◆ WHAT TO DO: Transcribe every entry word for word. Skip the pictures.
··· DATA FOR PROCESSING
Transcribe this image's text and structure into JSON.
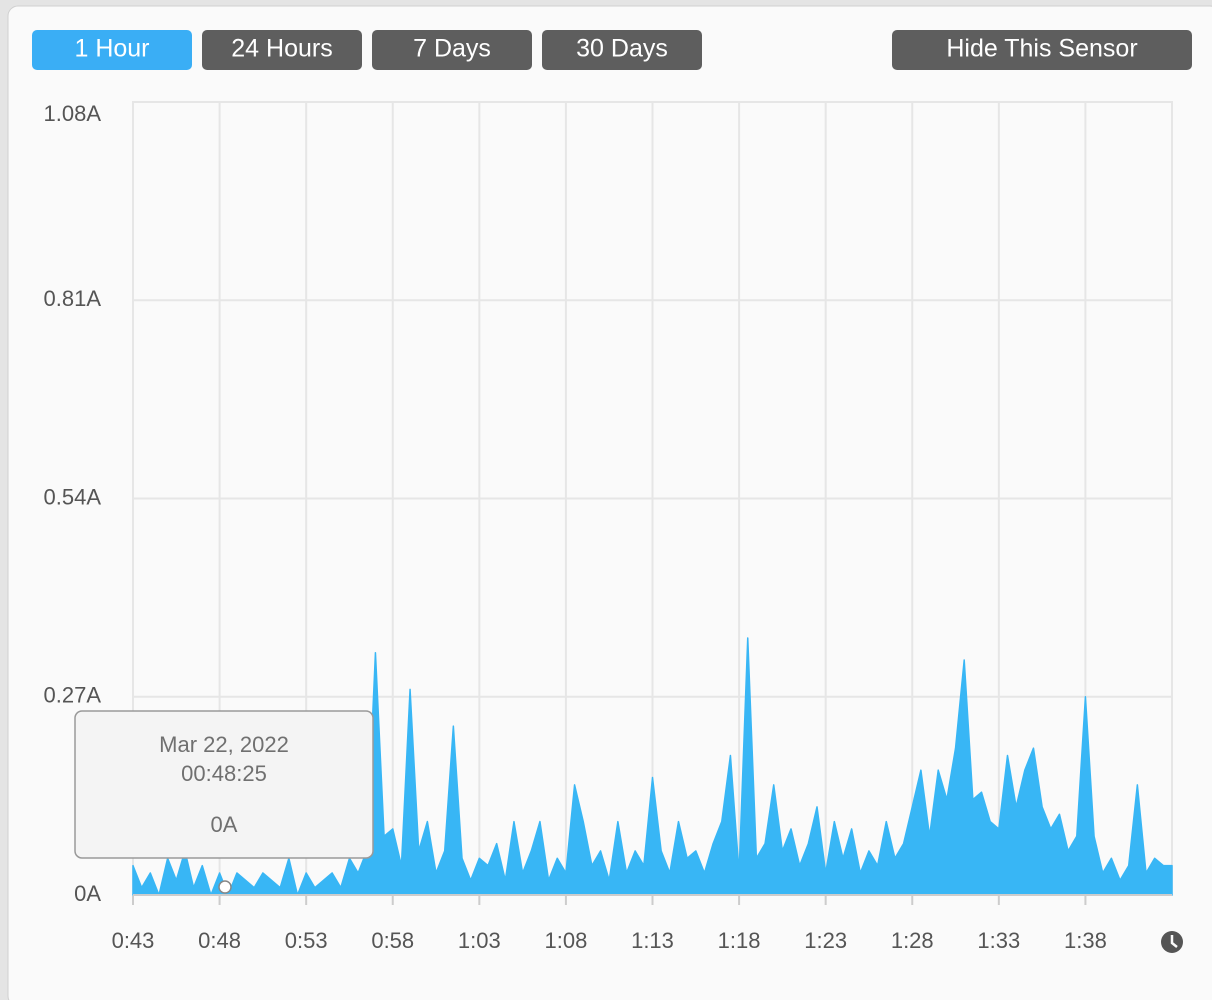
{
  "buttons": [
    "1 Hour",
    "24 Hours",
    "7 Days",
    "30 Days"
  ],
  "hide_button": "Hide This Sensor",
  "chart_data": {
    "type": "area",
    "color": "#38b6f5",
    "grid": true,
    "xlim": [
      43,
      103
    ],
    "ylim": [
      0,
      1.08
    ],
    "xticks": [
      {
        "value": 43,
        "label": "0:43"
      },
      {
        "value": 48,
        "label": "0:48"
      },
      {
        "value": 53,
        "label": "0:53"
      },
      {
        "value": 58,
        "label": "0:58"
      },
      {
        "value": 63,
        "label": "1:03"
      },
      {
        "value": 68,
        "label": "1:08"
      },
      {
        "value": 73,
        "label": "1:13"
      },
      {
        "value": 78,
        "label": "1:18"
      },
      {
        "value": 83,
        "label": "1:23"
      },
      {
        "value": 88,
        "label": "1:28"
      },
      {
        "value": 93,
        "label": "1:33"
      },
      {
        "value": 98,
        "label": "1:38"
      }
    ],
    "yticks": [
      {
        "value": 0,
        "label": "0A"
      },
      {
        "value": 0.27,
        "label": "0.27A"
      },
      {
        "value": 0.54,
        "label": "0.54A"
      },
      {
        "value": 0.81,
        "label": "0.81A"
      },
      {
        "value": 1.08,
        "label": "1.08A"
      }
    ],
    "x": [
      43,
      43.5,
      44,
      44.5,
      45,
      45.5,
      46,
      46.5,
      47,
      47.5,
      48,
      48.5,
      49,
      49.5,
      50,
      50.5,
      51,
      51.5,
      52,
      52.5,
      53,
      53.5,
      54,
      54.5,
      55,
      55.5,
      56,
      56.5,
      57,
      57.5,
      58,
      58.5,
      59,
      59.5,
      60,
      60.5,
      61,
      61.5,
      62,
      62.5,
      63,
      63.5,
      64,
      64.5,
      65,
      65.5,
      66,
      66.5,
      67,
      67.5,
      68,
      68.5,
      69,
      69.5,
      70,
      70.5,
      71,
      71.5,
      72,
      72.5,
      73,
      73.5,
      74,
      74.5,
      75,
      75.5,
      76,
      76.5,
      77,
      77.5,
      78,
      78.5,
      79,
      79.5,
      80,
      80.5,
      81,
      81.5,
      82,
      82.5,
      83,
      83.5,
      84,
      84.5,
      85,
      85.5,
      86,
      86.5,
      87,
      87.5,
      88,
      88.5,
      89,
      89.5,
      90,
      90.5,
      91,
      91.5,
      92,
      92.5,
      93,
      93.5,
      94,
      94.5,
      95,
      95.5,
      96,
      96.5,
      97,
      97.5,
      98,
      98.5,
      99,
      99.5,
      100,
      100.5,
      101,
      101.5,
      102,
      102.5,
      103
    ],
    "values": [
      0.04,
      0.01,
      0.03,
      0,
      0.05,
      0.02,
      0.06,
      0.01,
      0.04,
      0,
      0.03,
      0,
      0.03,
      0.02,
      0.01,
      0.03,
      0.02,
      0.01,
      0.05,
      0,
      0.03,
      0.01,
      0.02,
      0.03,
      0.01,
      0.05,
      0.03,
      0.06,
      0.33,
      0.08,
      0.09,
      0.04,
      0.28,
      0.06,
      0.1,
      0.03,
      0.06,
      0.23,
      0.05,
      0.02,
      0.05,
      0.04,
      0.07,
      0.02,
      0.1,
      0.03,
      0.06,
      0.1,
      0.02,
      0.05,
      0.03,
      0.15,
      0.1,
      0.04,
      0.06,
      0.02,
      0.1,
      0.03,
      0.06,
      0.04,
      0.16,
      0.06,
      0.03,
      0.1,
      0.05,
      0.06,
      0.03,
      0.07,
      0.1,
      0.19,
      0.03,
      0.35,
      0.05,
      0.07,
      0.15,
      0.06,
      0.09,
      0.04,
      0.07,
      0.12,
      0.03,
      0.1,
      0.05,
      0.09,
      0.03,
      0.06,
      0.04,
      0.1,
      0.05,
      0.07,
      0.12,
      0.17,
      0.08,
      0.17,
      0.13,
      0.2,
      0.32,
      0.13,
      0.14,
      0.1,
      0.09,
      0.19,
      0.12,
      0.17,
      0.2,
      0.12,
      0.09,
      0.11,
      0.06,
      0.08,
      0.27,
      0.08,
      0.03,
      0.05,
      0.02,
      0.04,
      0.15,
      0.03,
      0.05,
      0.04,
      0.04
    ]
  },
  "tooltip": {
    "date": "Mar 22, 2022",
    "time": "00:48:25",
    "value": "0A"
  }
}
······
◆ RESPONSE TO THE EXERCISE:
Transcribe this image's text and structure into JSON.
{
  "buttons": [
    "1 Hour",
    "24 Hours",
    "7 Days",
    "30 Days"
  ],
  "hide_button": "Hide This Sensor",
  "chart_data": {
    "type": "area",
    "color": "#38b6f5",
    "grid": true,
    "xlim": [
      43,
      103
    ],
    "ylim": [
      0,
      1.08
    ],
    "xticks": [
      {
        "value": 43,
        "label": "0:43"
      },
      {
        "value": 48,
        "label": "0:48"
      },
      {
        "value": 53,
        "label": "0:53"
      },
      {
        "value": 58,
        "label": "0:58"
      },
      {
        "value": 63,
        "label": "1:03"
      },
      {
        "value": 68,
        "label": "1:08"
      },
      {
        "value": 73,
        "label": "1:13"
      },
      {
        "value": 78,
        "label": "1:18"
      },
      {
        "value": 83,
        "label": "1:23"
      },
      {
        "value": 88,
        "label": "1:28"
      },
      {
        "value": 93,
        "label": "1:33"
      },
      {
        "value": 98,
        "label": "1:38"
      }
    ],
    "yticks": [
      {
        "value": 0,
        "label": "0A"
      },
      {
        "value": 0.27,
        "label": "0.27A"
      },
      {
        "value": 0.54,
        "label": "0.54A"
      },
      {
        "value": 0.81,
        "label": "0.81A"
      },
      {
        "value": 1.08,
        "label": "1.08A"
      }
    ],
    "x": [
      43,
      43.5,
      44,
      44.5,
      45,
      45.5,
      46,
      46.5,
      47,
      47.5,
      48,
      48.5,
      49,
      49.5,
      50,
      50.5,
      51,
      51.5,
      52,
      52.5,
      53,
      53.5,
      54,
      54.5,
      55,
      55.5,
      56,
      56.5,
      57,
      57.5,
      58,
      58.5,
      59,
      59.5,
      60,
      60.5,
      61,
      61.5,
      62,
      62.5,
      63,
      63.5,
      64,
      64.5,
      65,
      65.5,
      66,
      66.5,
      67,
      67.5,
      68,
      68.5,
      69,
      69.5,
      70,
      70.5,
      71,
      71.5,
      72,
      72.5,
      73,
      73.5,
      74,
      74.5,
      75,
      75.5,
      76,
      76.5,
      77,
      77.5,
      78,
      78.5,
      79,
      79.5,
      80,
      80.5,
      81,
      81.5,
      82,
      82.5,
      83,
      83.5,
      84,
      84.5,
      85,
      85.5,
      86,
      86.5,
      87,
      87.5,
      88,
      88.5,
      89,
      89.5,
      90,
      90.5,
      91,
      91.5,
      92,
      92.5,
      93,
      93.5,
      94,
      94.5,
      95,
      95.5,
      96,
      96.5,
      97,
      97.5,
      98,
      98.5,
      99,
      99.5,
      100,
      100.5,
      101,
      101.5,
      102,
      102.5,
      103
    ],
    "values": [
      0.04,
      0.01,
      0.03,
      0,
      0.05,
      0.02,
      0.06,
      0.01,
      0.04,
      0,
      0.03,
      0,
      0.03,
      0.02,
      0.01,
      0.03,
      0.02,
      0.01,
      0.05,
      0,
      0.03,
      0.01,
      0.02,
      0.03,
      0.01,
      0.05,
      0.03,
      0.06,
      0.33,
      0.08,
      0.09,
      0.04,
      0.28,
      0.06,
      0.1,
      0.03,
      0.06,
      0.23,
      0.05,
      0.02,
      0.05,
      0.04,
      0.07,
      0.02,
      0.1,
      0.03,
      0.06,
      0.1,
      0.02,
      0.05,
      0.03,
      0.15,
      0.1,
      0.04,
      0.06,
      0.02,
      0.1,
      0.03,
      0.06,
      0.04,
      0.16,
      0.06,
      0.03,
      0.1,
      0.05,
      0.06,
      0.03,
      0.07,
      0.1,
      0.19,
      0.03,
      0.35,
      0.05,
      0.07,
      0.15,
      0.06,
      0.09,
      0.04,
      0.07,
      0.12,
      0.03,
      0.1,
      0.05,
      0.09,
      0.03,
      0.06,
      0.04,
      0.1,
      0.05,
      0.07,
      0.12,
      0.17,
      0.08,
      0.17,
      0.13,
      0.2,
      0.32,
      0.13,
      0.14,
      0.1,
      0.09,
      0.19,
      0.12,
      0.17,
      0.2,
      0.12,
      0.09,
      0.11,
      0.06,
      0.08,
      0.27,
      0.08,
      0.03,
      0.05,
      0.02,
      0.04,
      0.15,
      0.03,
      0.05,
      0.04,
      0.04
    ]
  },
  "tooltip": {
    "date": "Mar 22, 2022",
    "time": "00:48:25",
    "value": "0A"
  }
}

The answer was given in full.